----- SOURCE DATA -----
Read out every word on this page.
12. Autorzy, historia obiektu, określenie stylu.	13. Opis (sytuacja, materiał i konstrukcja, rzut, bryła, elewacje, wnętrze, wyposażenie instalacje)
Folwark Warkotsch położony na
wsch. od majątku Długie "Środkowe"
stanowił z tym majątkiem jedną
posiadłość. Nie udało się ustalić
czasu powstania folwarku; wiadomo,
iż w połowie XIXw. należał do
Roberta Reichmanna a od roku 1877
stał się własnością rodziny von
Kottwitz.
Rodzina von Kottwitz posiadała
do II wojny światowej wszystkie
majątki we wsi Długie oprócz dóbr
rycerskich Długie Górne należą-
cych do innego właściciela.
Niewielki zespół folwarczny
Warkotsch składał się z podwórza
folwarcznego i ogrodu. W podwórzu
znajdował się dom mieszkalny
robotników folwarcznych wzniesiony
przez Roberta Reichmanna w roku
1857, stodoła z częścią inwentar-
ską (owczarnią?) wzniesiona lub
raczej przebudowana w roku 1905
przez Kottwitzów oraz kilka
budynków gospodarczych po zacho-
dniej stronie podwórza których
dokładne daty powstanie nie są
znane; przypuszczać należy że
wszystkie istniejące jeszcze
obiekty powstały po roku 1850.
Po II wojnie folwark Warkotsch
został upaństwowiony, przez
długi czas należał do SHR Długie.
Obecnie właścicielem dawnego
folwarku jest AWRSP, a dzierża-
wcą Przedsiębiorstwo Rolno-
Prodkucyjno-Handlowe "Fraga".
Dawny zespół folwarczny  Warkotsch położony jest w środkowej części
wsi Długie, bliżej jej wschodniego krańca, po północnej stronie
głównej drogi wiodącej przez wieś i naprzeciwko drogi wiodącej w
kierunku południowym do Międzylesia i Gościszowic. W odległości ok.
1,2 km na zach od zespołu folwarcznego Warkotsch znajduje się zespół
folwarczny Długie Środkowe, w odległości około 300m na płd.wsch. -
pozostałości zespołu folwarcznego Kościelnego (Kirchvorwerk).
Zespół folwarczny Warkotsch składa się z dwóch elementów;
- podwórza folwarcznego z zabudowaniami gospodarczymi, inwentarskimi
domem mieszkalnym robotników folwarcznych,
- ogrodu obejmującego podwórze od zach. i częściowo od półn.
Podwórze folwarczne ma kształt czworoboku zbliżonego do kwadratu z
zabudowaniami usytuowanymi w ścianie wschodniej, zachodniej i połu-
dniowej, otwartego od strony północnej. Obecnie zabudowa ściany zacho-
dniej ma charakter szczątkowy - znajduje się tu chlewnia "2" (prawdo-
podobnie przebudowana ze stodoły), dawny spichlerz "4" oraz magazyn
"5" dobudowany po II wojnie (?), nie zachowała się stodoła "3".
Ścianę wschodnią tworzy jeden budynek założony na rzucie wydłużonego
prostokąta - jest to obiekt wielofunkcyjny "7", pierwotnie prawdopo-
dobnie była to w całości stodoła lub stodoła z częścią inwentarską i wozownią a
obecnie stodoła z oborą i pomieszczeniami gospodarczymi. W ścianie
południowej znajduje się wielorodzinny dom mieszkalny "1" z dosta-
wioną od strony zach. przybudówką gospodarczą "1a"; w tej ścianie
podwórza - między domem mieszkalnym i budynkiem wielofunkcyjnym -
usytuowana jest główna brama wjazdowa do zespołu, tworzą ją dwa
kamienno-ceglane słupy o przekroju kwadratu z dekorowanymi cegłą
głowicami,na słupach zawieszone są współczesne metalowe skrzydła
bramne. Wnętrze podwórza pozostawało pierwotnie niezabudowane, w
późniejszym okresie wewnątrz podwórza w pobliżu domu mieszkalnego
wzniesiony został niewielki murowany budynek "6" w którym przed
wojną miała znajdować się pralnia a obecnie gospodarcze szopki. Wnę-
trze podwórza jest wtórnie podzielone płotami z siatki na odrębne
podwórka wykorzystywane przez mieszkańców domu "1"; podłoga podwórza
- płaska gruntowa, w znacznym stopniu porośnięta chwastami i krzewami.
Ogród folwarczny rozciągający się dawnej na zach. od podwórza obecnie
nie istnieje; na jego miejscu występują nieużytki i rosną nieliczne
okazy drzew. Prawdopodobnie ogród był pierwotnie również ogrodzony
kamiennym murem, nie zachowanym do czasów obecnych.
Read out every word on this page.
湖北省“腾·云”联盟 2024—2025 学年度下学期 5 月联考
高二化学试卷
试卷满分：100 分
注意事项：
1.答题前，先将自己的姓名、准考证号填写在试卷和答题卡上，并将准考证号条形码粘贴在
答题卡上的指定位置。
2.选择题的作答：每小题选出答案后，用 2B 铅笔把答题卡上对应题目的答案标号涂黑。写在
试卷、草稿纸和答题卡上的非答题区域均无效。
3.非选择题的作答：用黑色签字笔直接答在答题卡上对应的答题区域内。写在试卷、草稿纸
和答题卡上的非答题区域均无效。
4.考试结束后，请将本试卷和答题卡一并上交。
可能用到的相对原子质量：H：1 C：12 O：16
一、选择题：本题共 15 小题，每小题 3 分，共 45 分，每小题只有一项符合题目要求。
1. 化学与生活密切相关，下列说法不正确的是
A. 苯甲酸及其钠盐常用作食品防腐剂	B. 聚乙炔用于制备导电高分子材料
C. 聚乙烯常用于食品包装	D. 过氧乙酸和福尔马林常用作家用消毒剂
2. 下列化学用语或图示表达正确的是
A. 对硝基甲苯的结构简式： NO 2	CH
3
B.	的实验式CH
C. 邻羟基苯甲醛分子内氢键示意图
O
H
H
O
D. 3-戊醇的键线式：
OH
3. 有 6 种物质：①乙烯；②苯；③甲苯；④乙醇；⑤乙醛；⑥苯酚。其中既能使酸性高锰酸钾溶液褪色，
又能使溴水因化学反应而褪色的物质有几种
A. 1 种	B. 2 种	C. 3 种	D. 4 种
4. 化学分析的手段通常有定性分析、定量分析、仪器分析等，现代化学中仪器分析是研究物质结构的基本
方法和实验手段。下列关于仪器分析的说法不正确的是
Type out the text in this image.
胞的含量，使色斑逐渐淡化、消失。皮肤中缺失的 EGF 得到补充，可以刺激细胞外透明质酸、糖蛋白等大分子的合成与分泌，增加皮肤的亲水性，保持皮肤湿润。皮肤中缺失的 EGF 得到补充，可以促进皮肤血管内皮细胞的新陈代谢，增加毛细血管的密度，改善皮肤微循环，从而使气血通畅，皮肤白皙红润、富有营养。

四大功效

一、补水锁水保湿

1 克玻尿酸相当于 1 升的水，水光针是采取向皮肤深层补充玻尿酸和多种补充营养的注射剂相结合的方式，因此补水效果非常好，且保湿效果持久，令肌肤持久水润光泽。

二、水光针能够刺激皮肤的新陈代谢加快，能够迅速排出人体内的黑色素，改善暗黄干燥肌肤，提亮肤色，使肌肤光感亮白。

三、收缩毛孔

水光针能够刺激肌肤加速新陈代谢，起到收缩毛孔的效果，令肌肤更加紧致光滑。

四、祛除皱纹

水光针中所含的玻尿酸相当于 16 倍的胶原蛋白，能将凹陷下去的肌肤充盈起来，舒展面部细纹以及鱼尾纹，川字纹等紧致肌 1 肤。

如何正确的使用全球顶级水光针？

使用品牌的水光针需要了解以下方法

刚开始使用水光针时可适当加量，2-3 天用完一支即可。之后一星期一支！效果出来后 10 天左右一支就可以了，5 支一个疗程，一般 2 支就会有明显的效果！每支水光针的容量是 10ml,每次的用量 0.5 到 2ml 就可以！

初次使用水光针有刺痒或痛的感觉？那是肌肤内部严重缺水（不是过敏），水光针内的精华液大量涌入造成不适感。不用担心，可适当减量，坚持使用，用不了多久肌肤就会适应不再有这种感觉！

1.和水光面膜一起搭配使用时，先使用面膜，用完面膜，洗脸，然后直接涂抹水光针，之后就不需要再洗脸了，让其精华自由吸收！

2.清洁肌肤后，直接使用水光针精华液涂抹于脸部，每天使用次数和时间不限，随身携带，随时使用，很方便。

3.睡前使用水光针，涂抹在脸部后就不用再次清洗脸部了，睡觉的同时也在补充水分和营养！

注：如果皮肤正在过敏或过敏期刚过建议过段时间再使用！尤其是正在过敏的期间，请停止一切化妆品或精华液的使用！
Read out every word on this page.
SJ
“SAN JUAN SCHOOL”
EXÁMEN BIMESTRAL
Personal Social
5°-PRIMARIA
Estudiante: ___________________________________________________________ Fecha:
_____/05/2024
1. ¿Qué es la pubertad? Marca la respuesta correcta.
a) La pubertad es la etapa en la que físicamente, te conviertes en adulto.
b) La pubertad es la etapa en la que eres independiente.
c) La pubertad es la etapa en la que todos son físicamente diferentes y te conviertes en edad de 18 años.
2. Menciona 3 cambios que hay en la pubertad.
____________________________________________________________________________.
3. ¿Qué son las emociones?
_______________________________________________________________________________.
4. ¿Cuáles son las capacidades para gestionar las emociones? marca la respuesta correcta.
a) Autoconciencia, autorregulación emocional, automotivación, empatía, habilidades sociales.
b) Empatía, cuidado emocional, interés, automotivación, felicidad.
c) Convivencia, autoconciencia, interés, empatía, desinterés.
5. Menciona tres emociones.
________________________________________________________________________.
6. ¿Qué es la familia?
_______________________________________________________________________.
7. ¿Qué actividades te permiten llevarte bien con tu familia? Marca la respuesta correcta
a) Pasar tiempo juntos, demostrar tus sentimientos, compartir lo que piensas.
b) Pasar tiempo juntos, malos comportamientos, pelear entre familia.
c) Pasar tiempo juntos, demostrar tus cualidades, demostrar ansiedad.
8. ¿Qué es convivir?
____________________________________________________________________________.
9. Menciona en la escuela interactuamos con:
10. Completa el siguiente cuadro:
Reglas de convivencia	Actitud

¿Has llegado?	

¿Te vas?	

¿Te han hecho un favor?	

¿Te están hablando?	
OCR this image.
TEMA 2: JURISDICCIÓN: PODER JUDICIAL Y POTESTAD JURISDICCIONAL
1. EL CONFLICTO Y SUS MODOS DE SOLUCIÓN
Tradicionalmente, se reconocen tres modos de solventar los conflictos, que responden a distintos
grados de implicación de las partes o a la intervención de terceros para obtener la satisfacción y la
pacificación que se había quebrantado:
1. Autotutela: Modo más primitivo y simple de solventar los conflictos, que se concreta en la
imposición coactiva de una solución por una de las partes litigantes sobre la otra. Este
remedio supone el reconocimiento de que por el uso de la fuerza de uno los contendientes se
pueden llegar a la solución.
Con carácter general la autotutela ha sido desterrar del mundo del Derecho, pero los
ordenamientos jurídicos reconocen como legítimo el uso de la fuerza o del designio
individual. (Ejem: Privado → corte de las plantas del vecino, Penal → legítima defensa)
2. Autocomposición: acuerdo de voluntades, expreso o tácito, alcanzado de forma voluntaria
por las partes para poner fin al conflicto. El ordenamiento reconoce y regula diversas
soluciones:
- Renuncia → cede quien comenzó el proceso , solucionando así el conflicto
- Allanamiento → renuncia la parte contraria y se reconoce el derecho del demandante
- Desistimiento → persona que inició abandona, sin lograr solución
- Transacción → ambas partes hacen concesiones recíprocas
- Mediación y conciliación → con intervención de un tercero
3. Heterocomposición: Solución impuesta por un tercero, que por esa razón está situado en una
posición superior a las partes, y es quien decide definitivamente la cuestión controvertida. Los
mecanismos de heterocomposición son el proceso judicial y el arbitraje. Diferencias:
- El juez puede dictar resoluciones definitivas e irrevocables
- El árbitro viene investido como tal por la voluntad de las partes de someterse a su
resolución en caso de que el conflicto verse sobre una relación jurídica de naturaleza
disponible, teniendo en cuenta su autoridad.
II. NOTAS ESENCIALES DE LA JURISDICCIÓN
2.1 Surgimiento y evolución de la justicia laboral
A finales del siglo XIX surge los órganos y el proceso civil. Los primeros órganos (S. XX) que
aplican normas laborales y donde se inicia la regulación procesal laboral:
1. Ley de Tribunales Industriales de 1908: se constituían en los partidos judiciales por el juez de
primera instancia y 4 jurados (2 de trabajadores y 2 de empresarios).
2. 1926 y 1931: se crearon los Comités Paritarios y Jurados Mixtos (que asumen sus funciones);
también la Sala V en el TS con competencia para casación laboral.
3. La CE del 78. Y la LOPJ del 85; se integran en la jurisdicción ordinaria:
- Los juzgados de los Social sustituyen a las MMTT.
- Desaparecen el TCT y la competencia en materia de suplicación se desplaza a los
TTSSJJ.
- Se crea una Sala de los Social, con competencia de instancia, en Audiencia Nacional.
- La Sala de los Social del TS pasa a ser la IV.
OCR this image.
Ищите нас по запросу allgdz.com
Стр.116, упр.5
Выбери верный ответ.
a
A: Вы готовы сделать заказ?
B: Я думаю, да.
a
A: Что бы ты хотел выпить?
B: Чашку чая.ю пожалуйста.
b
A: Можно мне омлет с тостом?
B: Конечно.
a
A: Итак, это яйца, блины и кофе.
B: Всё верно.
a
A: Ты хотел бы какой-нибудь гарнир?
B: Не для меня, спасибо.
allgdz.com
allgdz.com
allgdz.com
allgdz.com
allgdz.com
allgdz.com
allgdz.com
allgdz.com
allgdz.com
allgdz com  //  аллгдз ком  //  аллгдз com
-----
• **WHAT YOU HAVE TO DO**
Look for the word "proceso" in every line of the listing and copy the lines that have it.

• **FULL OUTPUT**
- Renuncia → cede quien comenzó el proceso , solucionando así el conflicto
mecanismos de heterocomposición son el proceso judicial y el arbitraje. Diferencias:
A finales del siglo XIX surge los órganos y el proceso civil. Los primeros órganos (S. XX) que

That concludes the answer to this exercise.